#### AIM
Each entry that follows must be output without any deviation.
========================================
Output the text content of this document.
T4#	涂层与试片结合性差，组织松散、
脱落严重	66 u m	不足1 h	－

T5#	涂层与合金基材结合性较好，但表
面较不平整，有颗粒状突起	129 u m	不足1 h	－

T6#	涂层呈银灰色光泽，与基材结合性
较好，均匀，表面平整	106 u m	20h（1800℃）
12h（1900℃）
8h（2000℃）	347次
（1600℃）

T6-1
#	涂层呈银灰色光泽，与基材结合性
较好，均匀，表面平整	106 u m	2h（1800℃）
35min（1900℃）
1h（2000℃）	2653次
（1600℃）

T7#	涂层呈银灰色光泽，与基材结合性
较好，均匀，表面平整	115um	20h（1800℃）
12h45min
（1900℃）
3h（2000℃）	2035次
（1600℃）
========================================
#### EXERCISE RESPONSE
Output the text content of this document.
T4#	涂层与试片结合性差，组织松散、
脱落严重	66 u m	不足1 h	－

T5#	涂层与合金基材结合性较好，但表
面较不平整，有颗粒状突起	129 u m	不足1 h	－

T6#	涂层呈银灰色光泽，与基材结合性
较好，均匀，表面平整	106 u m	20h（1800℃）
12h（1900℃）
8h（2000℃）	347次
（1600℃）

T6-1
#	涂层呈银灰色光泽，与基材结合性
较好，均匀，表面平整	106 u m	2h（1800℃）
35min（1900℃）
1h（2000℃）	2653次
（1600℃）

T7#	涂层呈银灰色光泽，与基材结合性
较好，均匀，表面平整	115um	20h（1800℃）
12h45min
（1900℃）
3h（2000℃）	2035次
（1600℃）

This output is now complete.